===== Record list =====

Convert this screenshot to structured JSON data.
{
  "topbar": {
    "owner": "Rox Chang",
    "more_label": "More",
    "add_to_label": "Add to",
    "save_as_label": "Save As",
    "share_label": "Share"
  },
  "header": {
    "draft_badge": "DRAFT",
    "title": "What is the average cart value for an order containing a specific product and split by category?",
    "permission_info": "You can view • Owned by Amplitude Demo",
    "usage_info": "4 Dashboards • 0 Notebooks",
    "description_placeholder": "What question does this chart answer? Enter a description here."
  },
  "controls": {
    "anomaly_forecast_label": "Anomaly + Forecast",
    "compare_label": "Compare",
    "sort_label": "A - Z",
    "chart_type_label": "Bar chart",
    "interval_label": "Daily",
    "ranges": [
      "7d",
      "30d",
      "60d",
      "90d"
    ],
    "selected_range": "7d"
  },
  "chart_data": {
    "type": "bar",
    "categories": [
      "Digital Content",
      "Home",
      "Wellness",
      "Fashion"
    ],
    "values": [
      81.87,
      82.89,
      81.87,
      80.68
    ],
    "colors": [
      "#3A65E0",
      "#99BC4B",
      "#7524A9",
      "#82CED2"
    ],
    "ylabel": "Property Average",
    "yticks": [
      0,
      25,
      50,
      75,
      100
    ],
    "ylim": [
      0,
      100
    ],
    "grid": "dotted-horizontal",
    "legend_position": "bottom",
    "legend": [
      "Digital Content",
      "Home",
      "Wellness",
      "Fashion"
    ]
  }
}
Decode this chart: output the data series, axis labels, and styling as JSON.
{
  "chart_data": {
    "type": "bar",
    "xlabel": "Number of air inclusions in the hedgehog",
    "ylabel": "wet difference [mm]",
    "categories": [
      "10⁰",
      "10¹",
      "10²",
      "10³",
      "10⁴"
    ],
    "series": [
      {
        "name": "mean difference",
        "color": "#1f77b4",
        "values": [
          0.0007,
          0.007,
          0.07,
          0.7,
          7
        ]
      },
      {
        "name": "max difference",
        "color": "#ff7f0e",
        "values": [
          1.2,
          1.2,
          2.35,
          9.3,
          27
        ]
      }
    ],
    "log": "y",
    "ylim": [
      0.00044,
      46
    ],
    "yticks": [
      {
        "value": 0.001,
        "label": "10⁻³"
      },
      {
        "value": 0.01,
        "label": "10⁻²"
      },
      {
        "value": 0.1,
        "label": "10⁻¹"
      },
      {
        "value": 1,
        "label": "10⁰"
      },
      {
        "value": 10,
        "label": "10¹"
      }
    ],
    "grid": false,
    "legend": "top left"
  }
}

=====

**What is needed:**
Search the entries for the word "this" and gather every line where it appears.

**Answer to the problem:**
Convert this screenshot to structured JSON data.
    "description_placeholder": "What question does this chart answer? Enter a description here."
Decode this chart: output the data series, axis labels, and styling as JSON.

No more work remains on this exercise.